Give only the number of lines in the records that include the string "body".

[Items from a data source]

-- Begin --

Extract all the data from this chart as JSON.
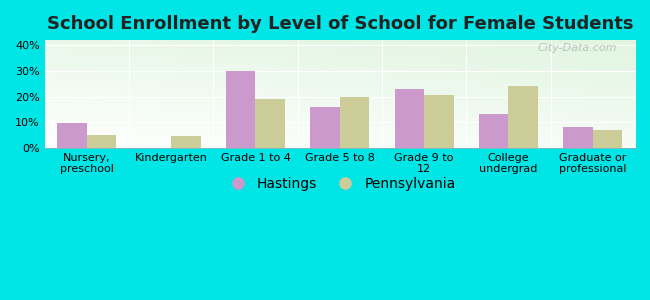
{
  "title": "School Enrollment by Level of School for Female Students",
  "categories": [
    "Nursery,\npreschool",
    "Kindergarten",
    "Grade 1 to 4",
    "Grade 5 to 8",
    "Grade 9 to\n12",
    "College\nundergrad",
    "Graduate or\nprofessional"
  ],
  "hastings": [
    9.5,
    0,
    30,
    16,
    23,
    13,
    8
  ],
  "pennsylvania": [
    5,
    4.5,
    19,
    20,
    20.5,
    24,
    7
  ],
  "hastings_color": "#cc99cc",
  "pennsylvania_color": "#cccc99",
  "background_color": "#00e5e5",
  "plot_bg_topleft": "#e8f5e0",
  "plot_bg_topright": "#e0efe0",
  "plot_bg_bottom": "#ffffff",
  "yticks": [
    0,
    10,
    20,
    30,
    40
  ],
  "ylim": [
    0,
    42
  ],
  "bar_width": 0.35,
  "title_fontsize": 13,
  "tick_fontsize": 8,
  "legend_fontsize": 10,
  "watermark": "City-Data.com"
}
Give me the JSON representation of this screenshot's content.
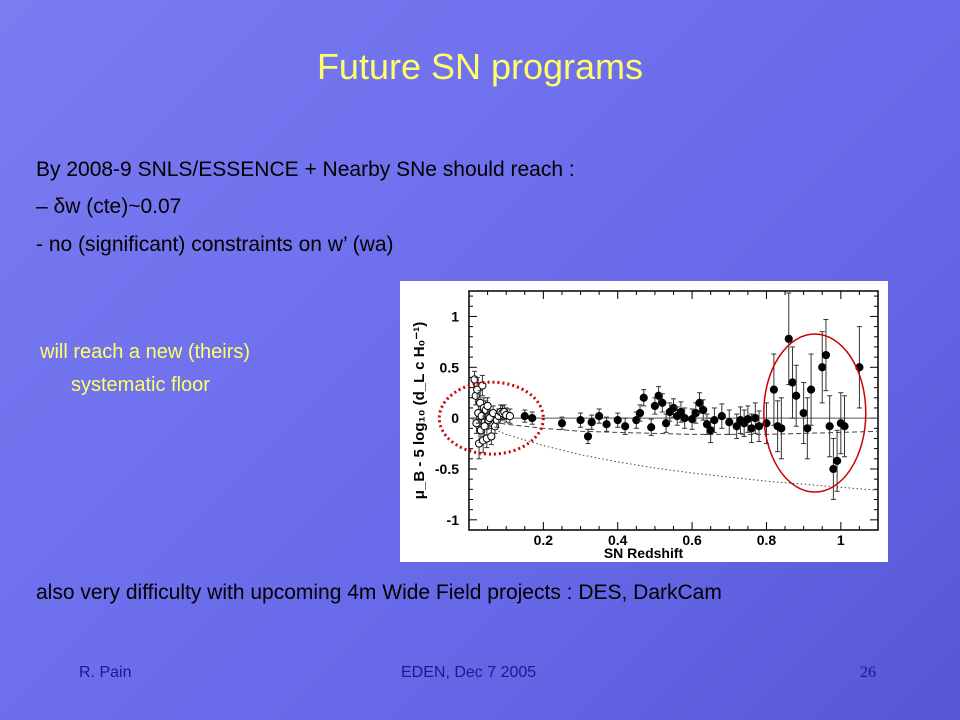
{
  "slide": {
    "title": "Future SN programs",
    "lines": [
      "By 2008-9 SNLS/ESSENCE + Nearby SNe should reach :",
      "–  δw (cte)~0.07",
      "-  no (significant) constraints on w’ (wa)"
    ],
    "callout_line1": "will reach a new (theirs)",
    "callout_line2": "systematic floor",
    "bottom_line": "also very difficulty with upcoming 4m Wide Field projects : DES, DarkCam",
    "footer_left": "R. Pain",
    "footer_center": "EDEN, Dec 7 2005",
    "page_number": "26",
    "colors": {
      "title": "#ffff66",
      "callout": "#ffff66",
      "footer": "#1a1a8a",
      "highlight_nearby": "#cc0000",
      "highlight_highz": "#cc0000"
    }
  },
  "chart_data": {
    "type": "scatter",
    "xlabel": "SN Redshift",
    "ylabel": "μ_B - 5 log₁₀ (d_L c H₀⁻¹)",
    "xlim": [
      0,
      1.1
    ],
    "ylim": [
      -1.1,
      1.25
    ],
    "x_ticks": [
      "0.2",
      "0.4",
      "0.6",
      "0.8",
      "1"
    ],
    "y_ticks": [
      "-1",
      "-0.5",
      "0",
      "0.5",
      "1"
    ],
    "grid": false,
    "series": [
      {
        "marker": "open-circle",
        "points": [
          {
            "x": 0.015,
            "y": 0.38,
            "err": 0.08
          },
          {
            "x": 0.018,
            "y": 0.22,
            "err": 0.09
          },
          {
            "x": 0.02,
            "y": -0.05,
            "err": 0.1
          },
          {
            "x": 0.022,
            "y": 0.28,
            "err": 0.12
          },
          {
            "x": 0.025,
            "y": 0.05,
            "err": 0.1
          },
          {
            "x": 0.027,
            "y": -0.25,
            "err": 0.15
          },
          {
            "x": 0.03,
            "y": 0.15,
            "err": 0.12
          },
          {
            "x": 0.032,
            "y": -0.12,
            "err": 0.12
          },
          {
            "x": 0.034,
            "y": 0.02,
            "err": 0.1
          },
          {
            "x": 0.036,
            "y": 0.32,
            "err": 0.1
          },
          {
            "x": 0.038,
            "y": -0.22,
            "err": 0.12
          },
          {
            "x": 0.04,
            "y": 0.1,
            "err": 0.1
          },
          {
            "x": 0.042,
            "y": -0.08,
            "err": 0.1
          },
          {
            "x": 0.045,
            "y": 0.08,
            "err": 0.09
          },
          {
            "x": 0.048,
            "y": -0.2,
            "err": 0.09
          },
          {
            "x": 0.05,
            "y": 0.12,
            "err": 0.08
          },
          {
            "x": 0.053,
            "y": -0.02,
            "err": 0.08
          },
          {
            "x": 0.056,
            "y": 0.0,
            "err": 0.08
          },
          {
            "x": 0.06,
            "y": -0.18,
            "err": 0.08
          },
          {
            "x": 0.065,
            "y": 0.05,
            "err": 0.07
          },
          {
            "x": 0.07,
            "y": -0.08,
            "err": 0.07
          },
          {
            "x": 0.075,
            "y": -0.02,
            "err": 0.07
          },
          {
            "x": 0.08,
            "y": 0.02,
            "err": 0.07
          },
          {
            "x": 0.085,
            "y": 0.06,
            "err": 0.07
          },
          {
            "x": 0.09,
            "y": 0.05,
            "err": 0.07
          },
          {
            "x": 0.095,
            "y": 0.06,
            "err": 0.07
          },
          {
            "x": 0.1,
            "y": 0.03,
            "err": 0.07
          },
          {
            "x": 0.11,
            "y": 0.02,
            "err": 0.07
          }
        ]
      },
      {
        "marker": "filled-circle",
        "points": [
          {
            "x": 0.15,
            "y": 0.02,
            "err": 0.06
          },
          {
            "x": 0.17,
            "y": 0.0,
            "err": 0.06
          },
          {
            "x": 0.25,
            "y": -0.05,
            "err": 0.06
          },
          {
            "x": 0.3,
            "y": -0.02,
            "err": 0.07
          },
          {
            "x": 0.32,
            "y": -0.18,
            "err": 0.07
          },
          {
            "x": 0.33,
            "y": -0.04,
            "err": 0.07
          },
          {
            "x": 0.35,
            "y": 0.02,
            "err": 0.07
          },
          {
            "x": 0.37,
            "y": -0.06,
            "err": 0.07
          },
          {
            "x": 0.4,
            "y": -0.02,
            "err": 0.07
          },
          {
            "x": 0.42,
            "y": -0.08,
            "err": 0.08
          },
          {
            "x": 0.45,
            "y": -0.02,
            "err": 0.08
          },
          {
            "x": 0.46,
            "y": 0.05,
            "err": 0.08
          },
          {
            "x": 0.47,
            "y": 0.2,
            "err": 0.08
          },
          {
            "x": 0.49,
            "y": -0.09,
            "err": 0.08
          },
          {
            "x": 0.5,
            "y": 0.12,
            "err": 0.08
          },
          {
            "x": 0.51,
            "y": 0.22,
            "err": 0.09
          },
          {
            "x": 0.52,
            "y": 0.15,
            "err": 0.09
          },
          {
            "x": 0.53,
            "y": -0.05,
            "err": 0.09
          },
          {
            "x": 0.54,
            "y": 0.06,
            "err": 0.09
          },
          {
            "x": 0.55,
            "y": 0.1,
            "err": 0.09
          },
          {
            "x": 0.56,
            "y": 0.02,
            "err": 0.09
          },
          {
            "x": 0.57,
            "y": 0.06,
            "err": 0.1
          },
          {
            "x": 0.58,
            "y": 0.0,
            "err": 0.1
          },
          {
            "x": 0.6,
            "y": -0.01,
            "err": 0.1
          },
          {
            "x": 0.61,
            "y": 0.05,
            "err": 0.1
          },
          {
            "x": 0.62,
            "y": 0.15,
            "err": 0.1
          },
          {
            "x": 0.63,
            "y": 0.08,
            "err": 0.1
          },
          {
            "x": 0.64,
            "y": -0.06,
            "err": 0.1
          },
          {
            "x": 0.65,
            "y": -0.12,
            "err": 0.12
          },
          {
            "x": 0.66,
            "y": -0.02,
            "err": 0.12
          },
          {
            "x": 0.68,
            "y": 0.02,
            "err": 0.12
          },
          {
            "x": 0.7,
            "y": -0.04,
            "err": 0.12
          },
          {
            "x": 0.72,
            "y": -0.08,
            "err": 0.12
          },
          {
            "x": 0.73,
            "y": -0.02,
            "err": 0.13
          },
          {
            "x": 0.74,
            "y": -0.05,
            "err": 0.13
          },
          {
            "x": 0.75,
            "y": -0.01,
            "err": 0.13
          },
          {
            "x": 0.76,
            "y": -0.1,
            "err": 0.14
          },
          {
            "x": 0.77,
            "y": 0.0,
            "err": 0.15
          },
          {
            "x": 0.78,
            "y": -0.08,
            "err": 0.15
          },
          {
            "x": 0.8,
            "y": -0.05,
            "err": 0.2
          },
          {
            "x": 0.82,
            "y": 0.28,
            "err": 0.35
          },
          {
            "x": 0.83,
            "y": -0.08,
            "err": 0.25
          },
          {
            "x": 0.84,
            "y": -0.1,
            "err": 0.3
          },
          {
            "x": 0.86,
            "y": 0.78,
            "err": 0.45
          },
          {
            "x": 0.87,
            "y": 0.35,
            "err": 0.35
          },
          {
            "x": 0.88,
            "y": 0.22,
            "err": 0.3
          },
          {
            "x": 0.9,
            "y": 0.05,
            "err": 0.3
          },
          {
            "x": 0.91,
            "y": -0.1,
            "err": 0.3
          },
          {
            "x": 0.92,
            "y": 0.28,
            "err": 0.35
          },
          {
            "x": 0.95,
            "y": 0.5,
            "err": 0.35
          },
          {
            "x": 0.96,
            "y": 0.62,
            "err": 0.35
          },
          {
            "x": 0.97,
            "y": -0.08,
            "err": 0.3
          },
          {
            "x": 0.98,
            "y": -0.5,
            "err": 0.3
          },
          {
            "x": 0.99,
            "y": -0.42,
            "err": 0.3
          },
          {
            "x": 1.0,
            "y": -0.05,
            "err": 0.3
          },
          {
            "x": 1.01,
            "y": -0.08,
            "err": 0.3
          },
          {
            "x": 1.05,
            "y": 0.5,
            "err": 0.4
          }
        ]
      }
    ],
    "curves": [
      {
        "style": "solid",
        "points": [
          [
            0,
            0
          ],
          [
            1.1,
            0
          ]
        ]
      },
      {
        "style": "dashed",
        "points": [
          [
            0,
            0
          ],
          [
            0.1,
            -0.06
          ],
          [
            0.2,
            -0.1
          ],
          [
            0.3,
            -0.13
          ],
          [
            0.4,
            -0.14
          ],
          [
            0.5,
            -0.15
          ],
          [
            0.6,
            -0.16
          ],
          [
            0.7,
            -0.16
          ],
          [
            0.8,
            -0.16
          ],
          [
            0.9,
            -0.15
          ],
          [
            1.0,
            -0.14
          ],
          [
            1.1,
            -0.13
          ]
        ]
      },
      {
        "style": "dotted",
        "points": [
          [
            0,
            0
          ],
          [
            0.1,
            -0.16
          ],
          [
            0.2,
            -0.27
          ],
          [
            0.3,
            -0.36
          ],
          [
            0.4,
            -0.43
          ],
          [
            0.5,
            -0.49
          ],
          [
            0.6,
            -0.54
          ],
          [
            0.7,
            -0.58
          ],
          [
            0.8,
            -0.62
          ],
          [
            0.9,
            -0.65
          ],
          [
            1.0,
            -0.68
          ],
          [
            1.1,
            -0.71
          ]
        ]
      }
    ]
  }
}
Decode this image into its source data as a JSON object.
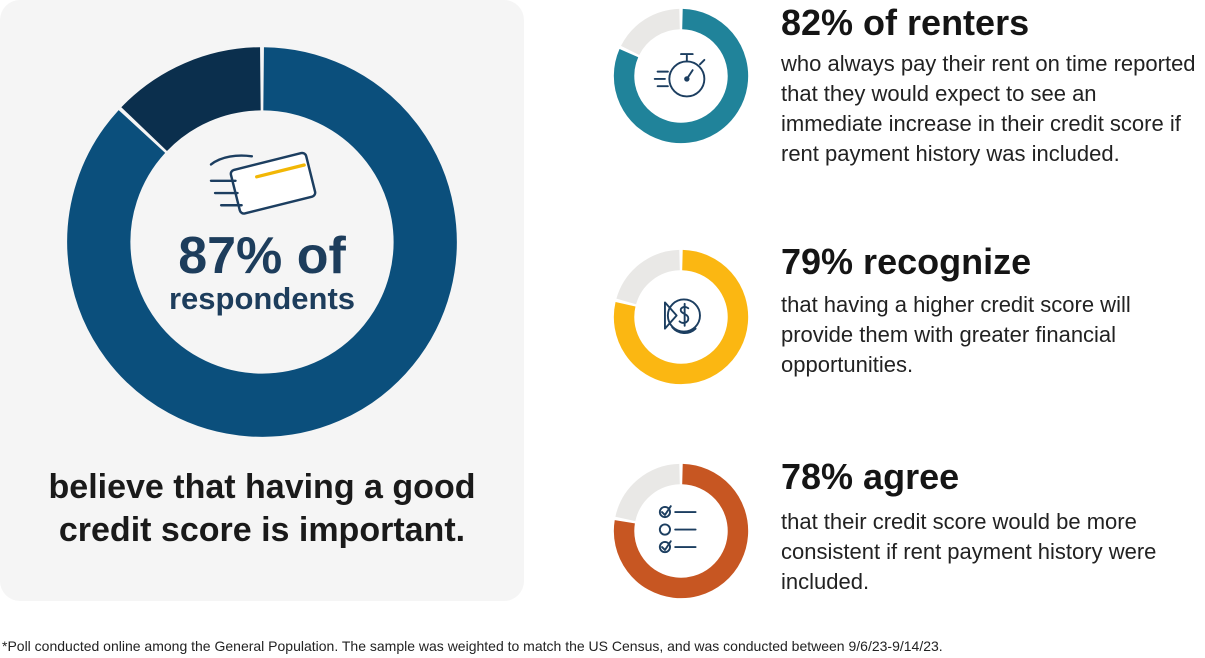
{
  "chart_data": [
    {
      "type": "pie",
      "variant": "donut",
      "slices": [
        {
          "label": "respondents",
          "value": 87,
          "color": "#0b4f7c"
        },
        {
          "label": "",
          "value": 13,
          "color": "#0b2f4d"
        }
      ],
      "headline": "87% of",
      "headline_sub": "respondents",
      "caption": "believe that having a good credit score is important.",
      "icon": "credit-card-icon"
    },
    {
      "type": "pie",
      "variant": "donut",
      "slices": [
        {
          "label": "renters",
          "value": 82,
          "color": "#20839a"
        },
        {
          "label": "",
          "value": 18,
          "color": "#e9e8e6"
        }
      ],
      "headline": "82% of renters",
      "body": "who always pay their rent on time reported that they would expect to see an immediate increase in their credit score if rent payment history was included.",
      "icon": "stopwatch-icon"
    },
    {
      "type": "pie",
      "variant": "donut",
      "slices": [
        {
          "label": "recognize",
          "value": 79,
          "color": "#fbb712"
        },
        {
          "label": "",
          "value": 21,
          "color": "#e9e8e6"
        }
      ],
      "headline": "79% recognize",
      "body": "that having a higher credit score will provide them with greater financial opportunities.",
      "icon": "dollar-coin-icon"
    },
    {
      "type": "pie",
      "variant": "donut",
      "slices": [
        {
          "label": "agree",
          "value": 78,
          "color": "#c75622"
        },
        {
          "label": "",
          "value": 22,
          "color": "#e9e8e6"
        }
      ],
      "headline": "78% agree",
      "body": "that their credit score would be more consistent if rent payment history were included.",
      "icon": "checklist-icon"
    }
  ],
  "footnote": "*Poll conducted online among the General Population. The sample was weighted to match the US Census, and was conducted between 9/6/23-9/14/23."
}
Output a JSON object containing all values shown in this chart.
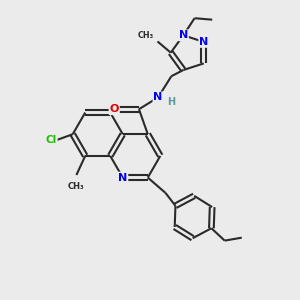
{
  "background_color": "#ebebeb",
  "bond_color": "#2a2a2a",
  "atom_colors": {
    "N": "#0000ee",
    "O": "#dd0000",
    "Cl": "#22bb00",
    "H": "#5a9a9a",
    "C": "#2a2a2a"
  },
  "figsize": [
    3.0,
    3.0
  ],
  "dpi": 100
}
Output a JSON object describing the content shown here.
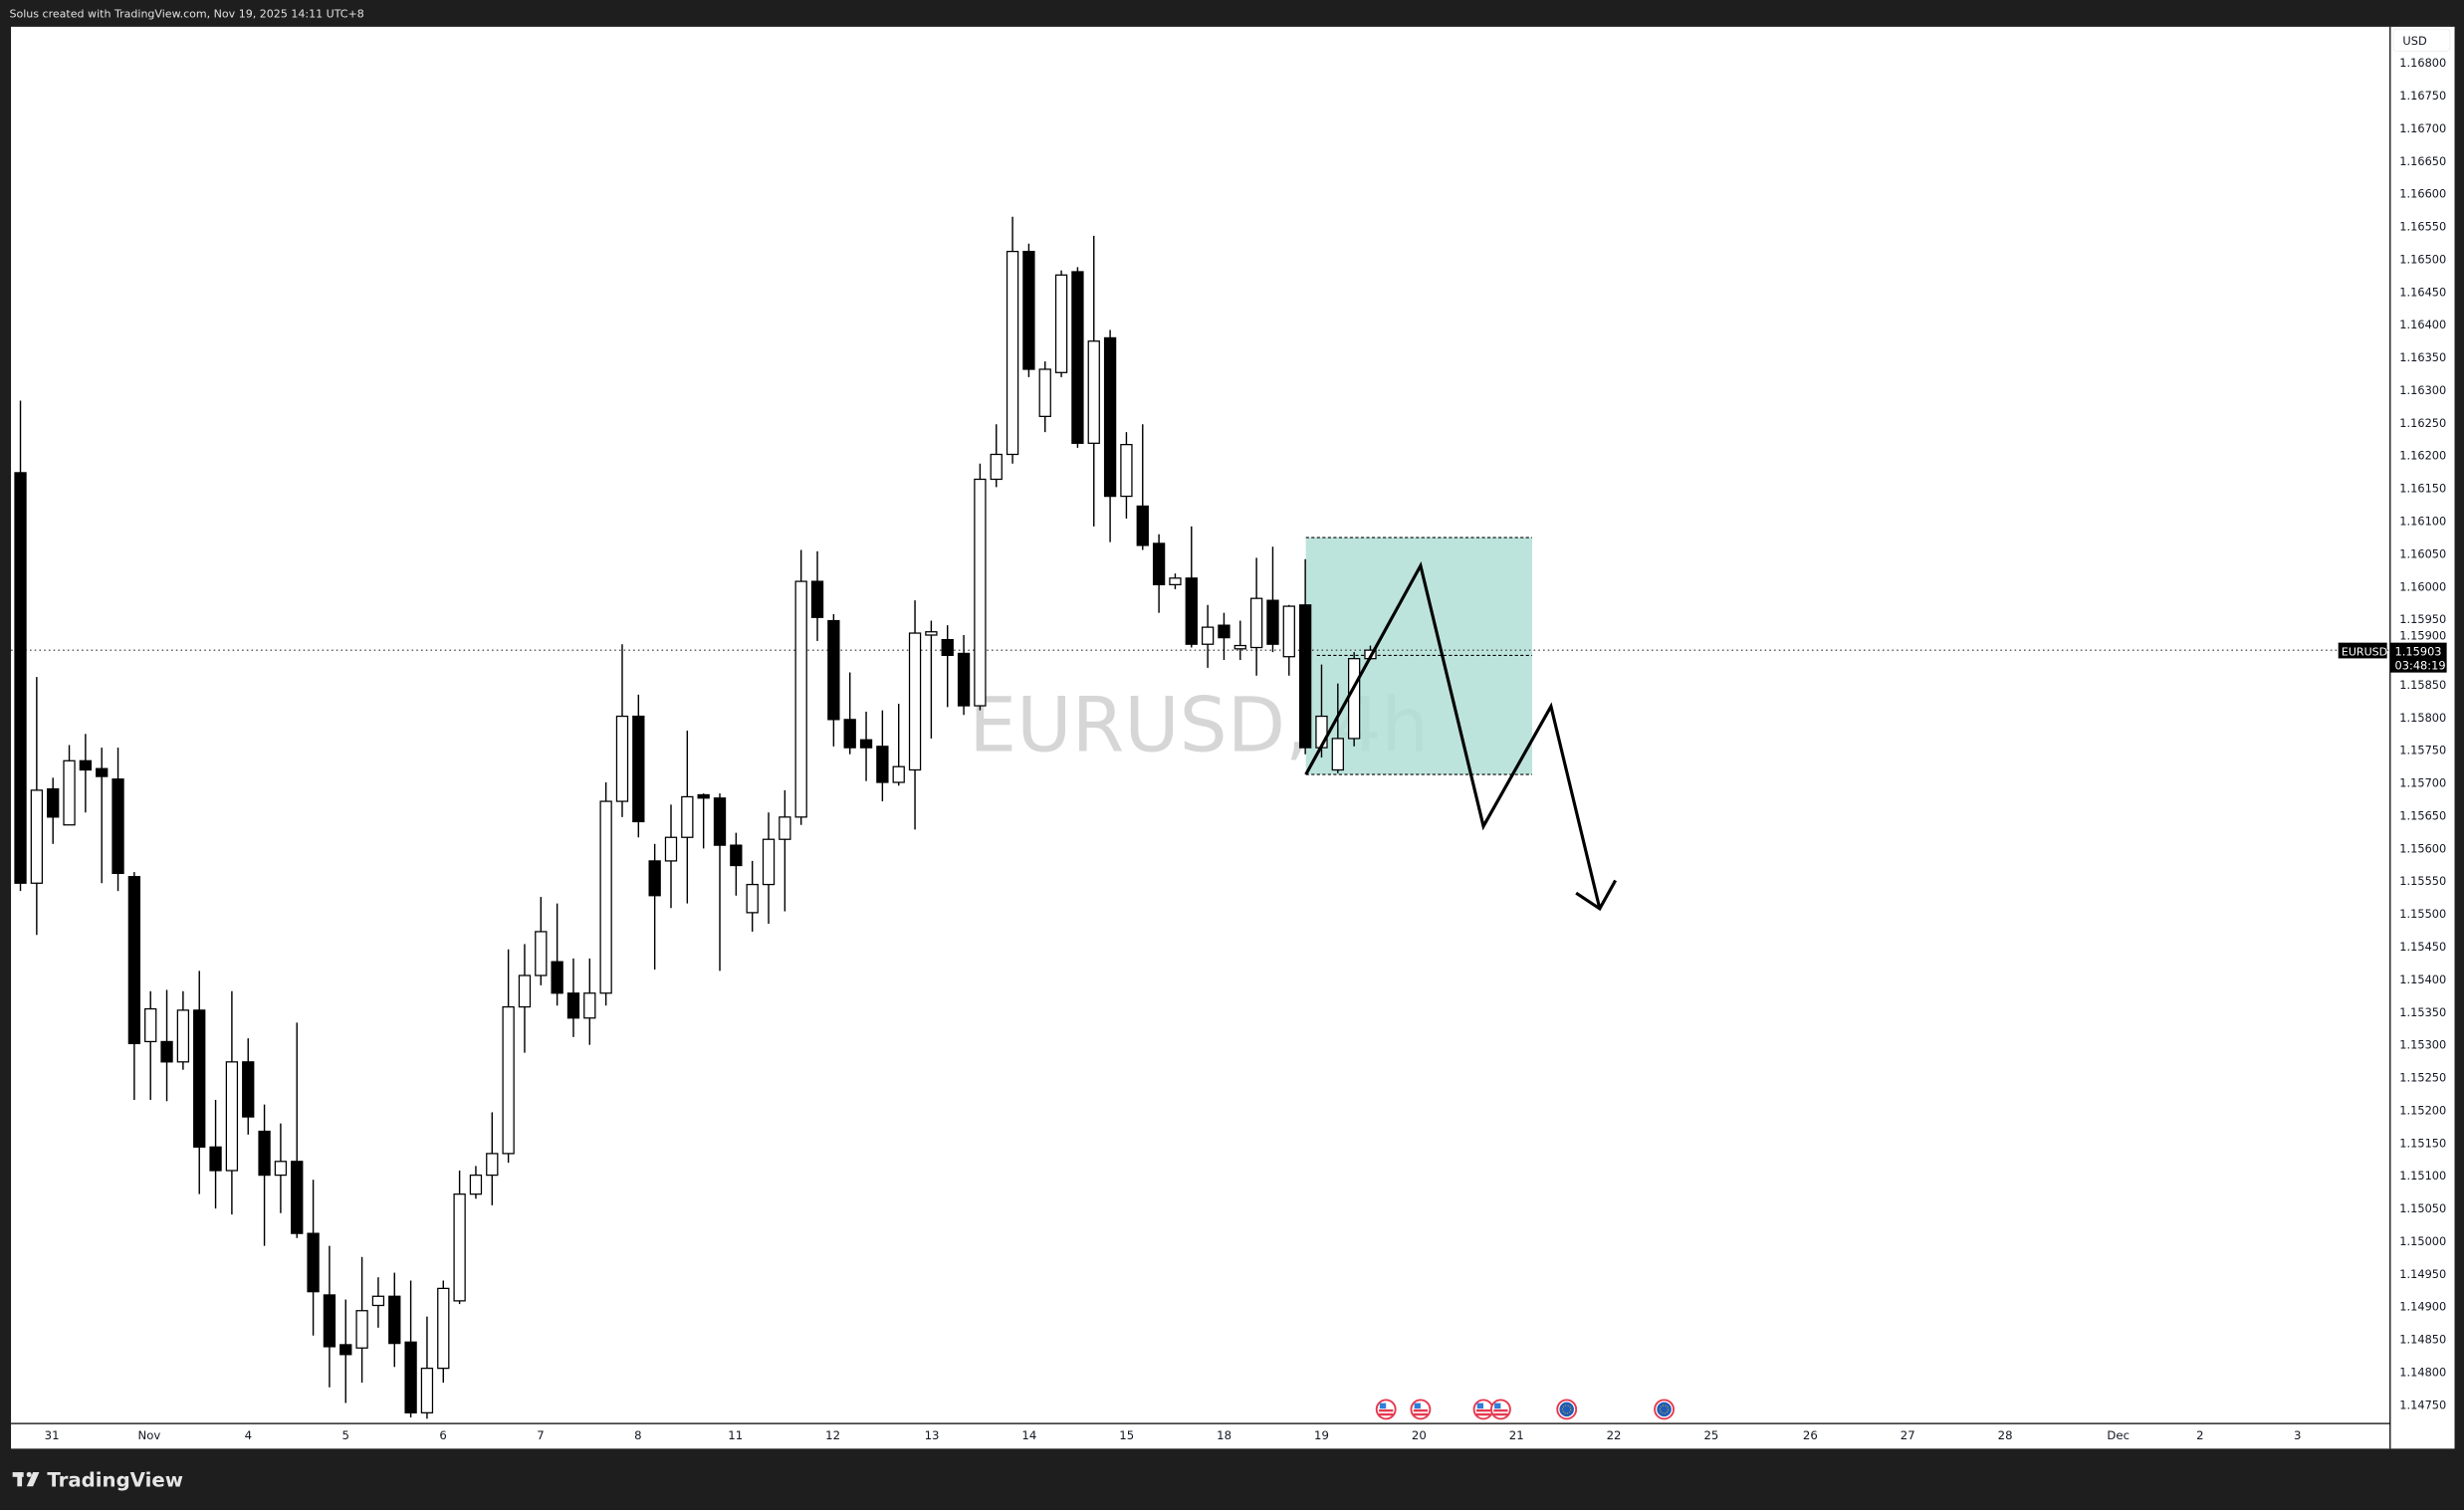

-- End --

* Exercise output *
3